▶ Information given
"""

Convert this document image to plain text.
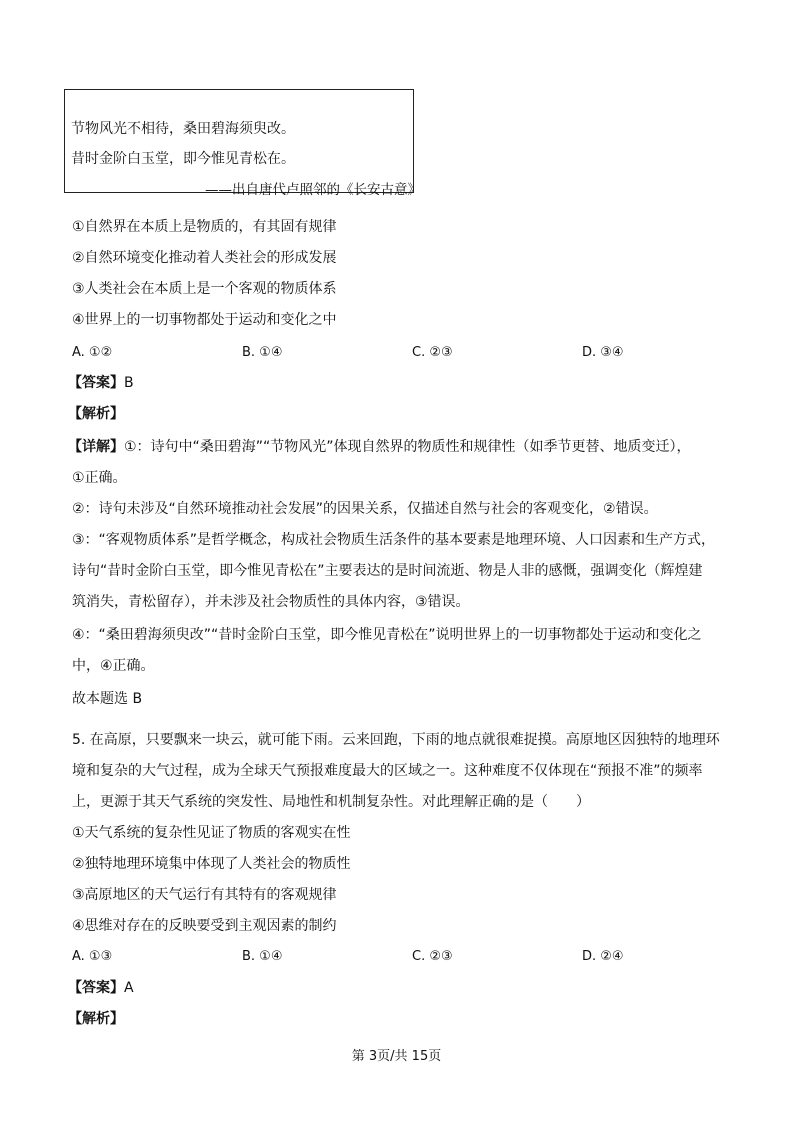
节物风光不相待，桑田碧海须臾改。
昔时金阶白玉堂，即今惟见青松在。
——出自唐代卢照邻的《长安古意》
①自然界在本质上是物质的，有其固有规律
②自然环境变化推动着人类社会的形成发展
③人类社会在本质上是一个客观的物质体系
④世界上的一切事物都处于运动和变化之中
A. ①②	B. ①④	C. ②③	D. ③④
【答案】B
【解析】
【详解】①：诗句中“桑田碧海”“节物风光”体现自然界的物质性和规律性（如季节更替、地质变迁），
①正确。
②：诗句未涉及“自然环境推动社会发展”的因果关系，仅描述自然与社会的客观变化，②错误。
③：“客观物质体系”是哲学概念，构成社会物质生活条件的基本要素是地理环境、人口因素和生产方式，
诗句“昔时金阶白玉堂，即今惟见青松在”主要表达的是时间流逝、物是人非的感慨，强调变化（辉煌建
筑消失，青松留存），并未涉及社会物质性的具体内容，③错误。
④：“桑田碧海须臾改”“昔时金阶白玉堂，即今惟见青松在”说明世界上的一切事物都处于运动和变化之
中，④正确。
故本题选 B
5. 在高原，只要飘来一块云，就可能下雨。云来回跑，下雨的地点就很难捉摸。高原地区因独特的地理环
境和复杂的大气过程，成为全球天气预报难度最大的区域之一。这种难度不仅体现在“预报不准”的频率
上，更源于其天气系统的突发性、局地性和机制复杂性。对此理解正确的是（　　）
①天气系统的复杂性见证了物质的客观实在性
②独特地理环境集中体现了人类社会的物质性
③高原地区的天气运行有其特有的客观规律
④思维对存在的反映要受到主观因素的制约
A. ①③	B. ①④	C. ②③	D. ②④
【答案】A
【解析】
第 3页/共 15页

"""
"""

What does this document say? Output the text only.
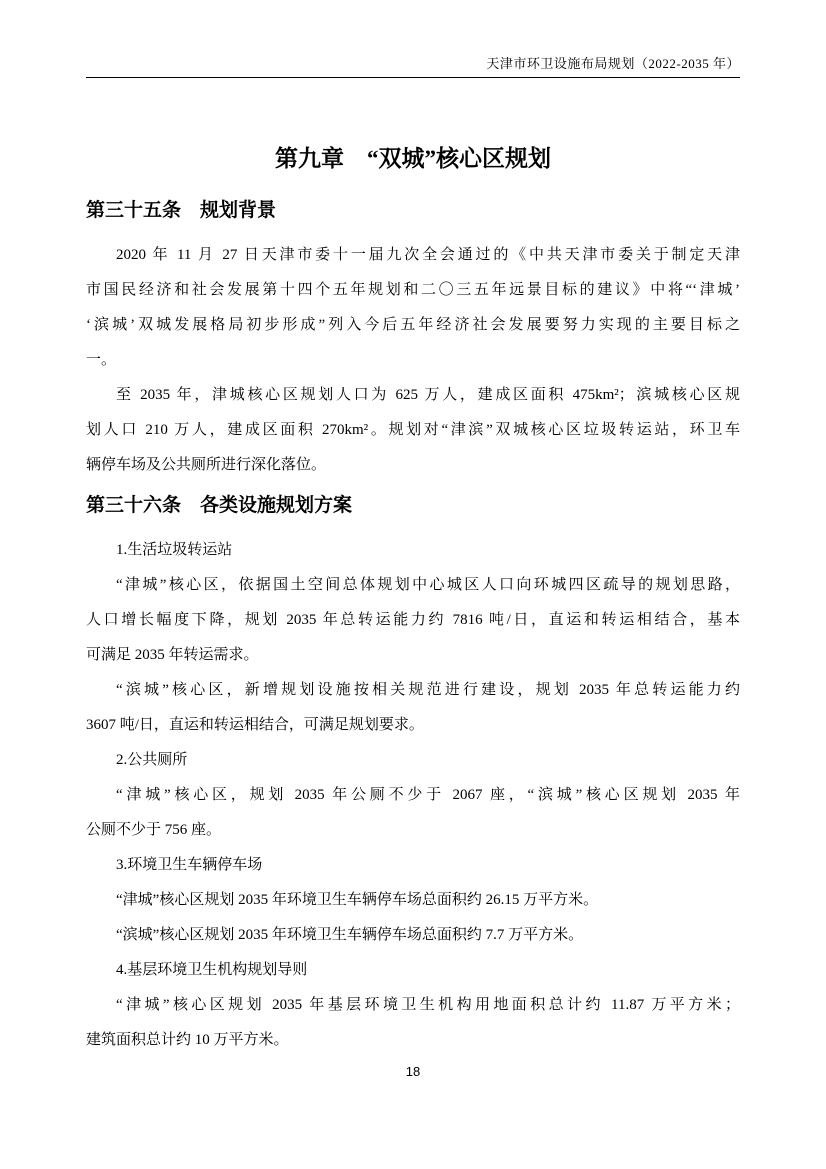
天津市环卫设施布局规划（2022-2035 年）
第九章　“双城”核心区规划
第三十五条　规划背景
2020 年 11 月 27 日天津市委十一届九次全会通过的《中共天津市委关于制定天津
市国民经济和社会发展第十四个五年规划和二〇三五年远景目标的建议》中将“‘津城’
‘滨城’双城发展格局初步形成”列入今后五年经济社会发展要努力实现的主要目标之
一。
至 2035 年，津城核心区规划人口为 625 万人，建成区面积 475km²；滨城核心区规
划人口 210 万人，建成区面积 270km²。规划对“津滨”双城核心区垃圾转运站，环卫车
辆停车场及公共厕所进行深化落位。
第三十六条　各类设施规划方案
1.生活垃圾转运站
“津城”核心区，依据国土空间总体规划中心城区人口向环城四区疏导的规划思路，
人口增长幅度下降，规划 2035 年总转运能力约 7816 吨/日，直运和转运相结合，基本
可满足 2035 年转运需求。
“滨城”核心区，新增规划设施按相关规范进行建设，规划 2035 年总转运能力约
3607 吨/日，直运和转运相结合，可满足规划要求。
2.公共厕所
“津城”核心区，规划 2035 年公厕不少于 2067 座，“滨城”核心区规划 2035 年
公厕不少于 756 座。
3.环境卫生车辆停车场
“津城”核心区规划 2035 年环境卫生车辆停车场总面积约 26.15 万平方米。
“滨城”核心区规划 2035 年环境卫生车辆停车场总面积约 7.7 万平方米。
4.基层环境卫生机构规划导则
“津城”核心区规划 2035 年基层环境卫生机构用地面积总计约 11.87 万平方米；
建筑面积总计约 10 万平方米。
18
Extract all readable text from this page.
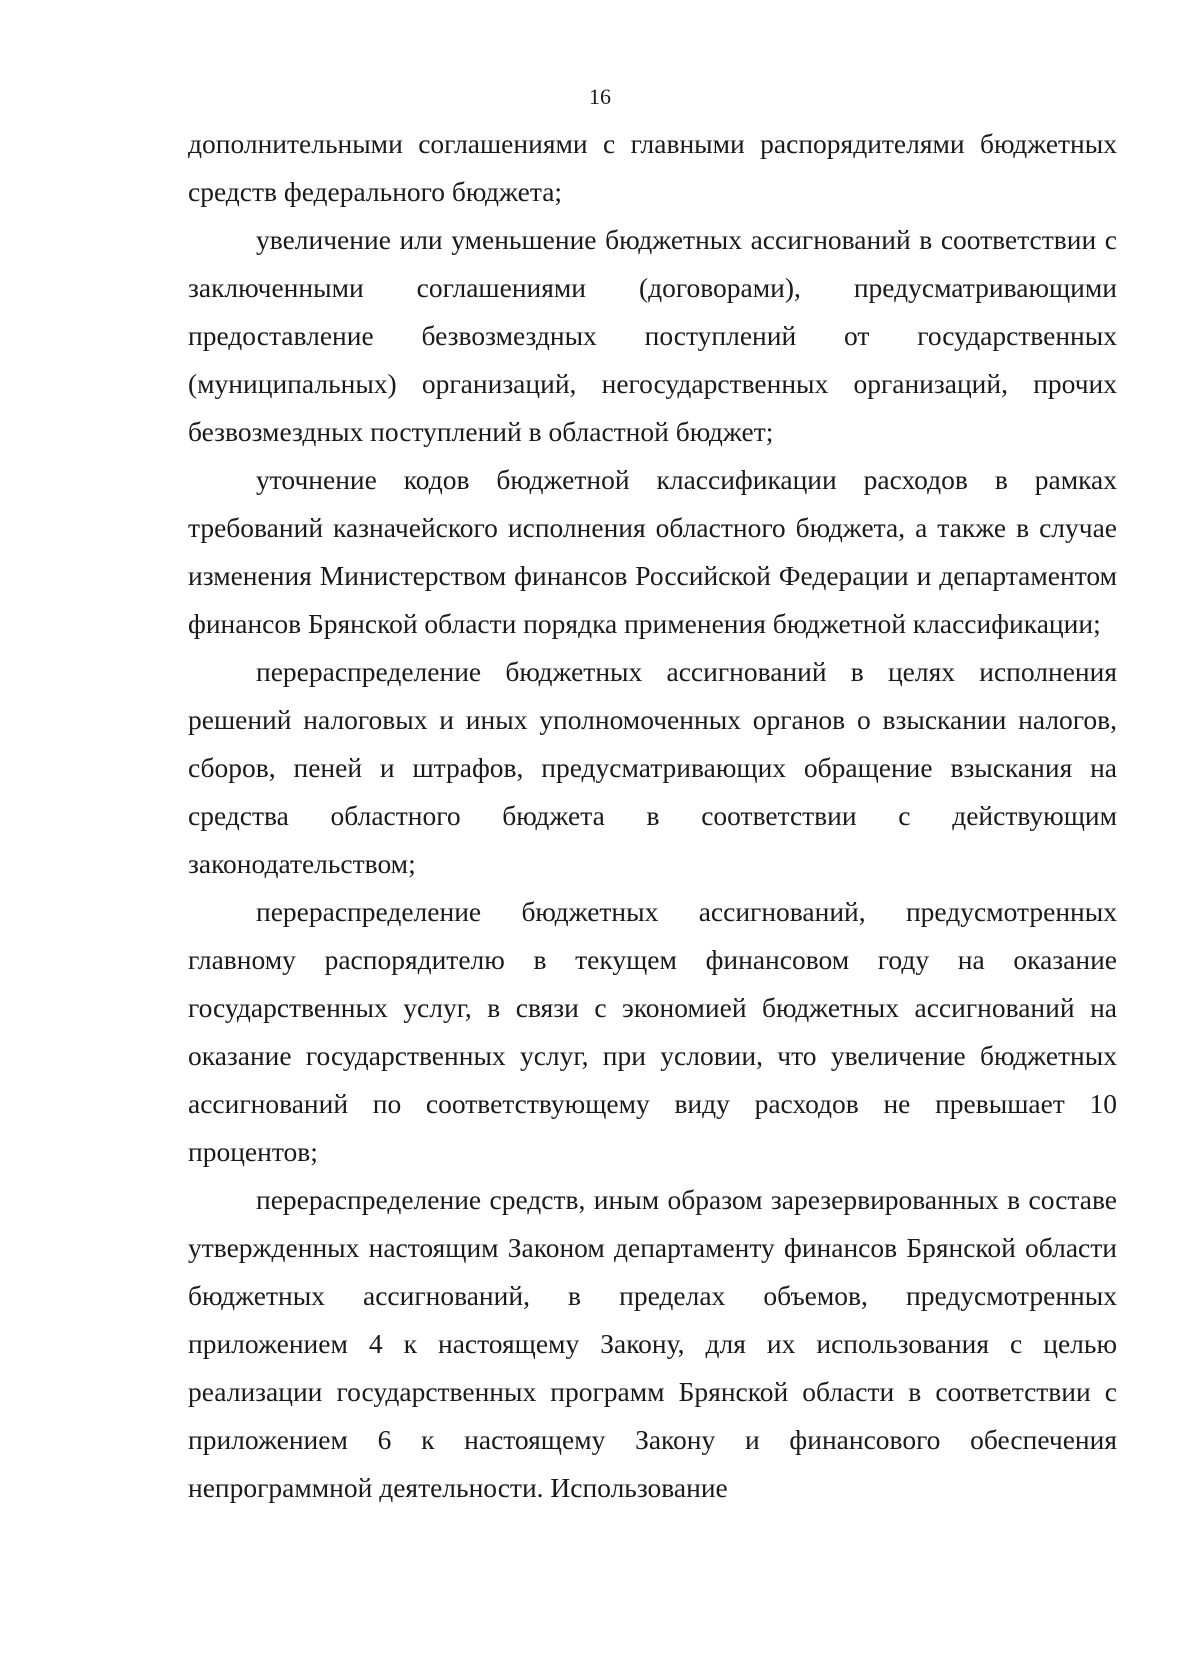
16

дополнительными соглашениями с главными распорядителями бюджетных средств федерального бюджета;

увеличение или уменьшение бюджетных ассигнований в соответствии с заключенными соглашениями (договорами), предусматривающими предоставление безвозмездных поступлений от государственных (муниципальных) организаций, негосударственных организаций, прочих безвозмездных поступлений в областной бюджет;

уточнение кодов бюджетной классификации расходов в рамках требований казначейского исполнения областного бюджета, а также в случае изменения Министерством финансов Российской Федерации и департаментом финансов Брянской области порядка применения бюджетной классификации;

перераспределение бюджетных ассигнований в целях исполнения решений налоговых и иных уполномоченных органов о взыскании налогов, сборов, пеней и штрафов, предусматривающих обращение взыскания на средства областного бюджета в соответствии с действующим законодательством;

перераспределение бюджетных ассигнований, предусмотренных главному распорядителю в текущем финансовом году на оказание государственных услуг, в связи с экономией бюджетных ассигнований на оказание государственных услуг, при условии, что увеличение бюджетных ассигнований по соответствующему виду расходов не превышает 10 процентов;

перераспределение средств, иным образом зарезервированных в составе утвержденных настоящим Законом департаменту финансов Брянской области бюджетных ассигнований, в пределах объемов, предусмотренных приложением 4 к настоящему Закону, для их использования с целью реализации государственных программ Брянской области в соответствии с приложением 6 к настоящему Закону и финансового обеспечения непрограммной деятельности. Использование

"""

▶ Exercise prompt
Copy each line of the listing that contains the string "document".

▶ Solution to this exercise
Convert this document image to plain text.
What does this document say? Output the text only.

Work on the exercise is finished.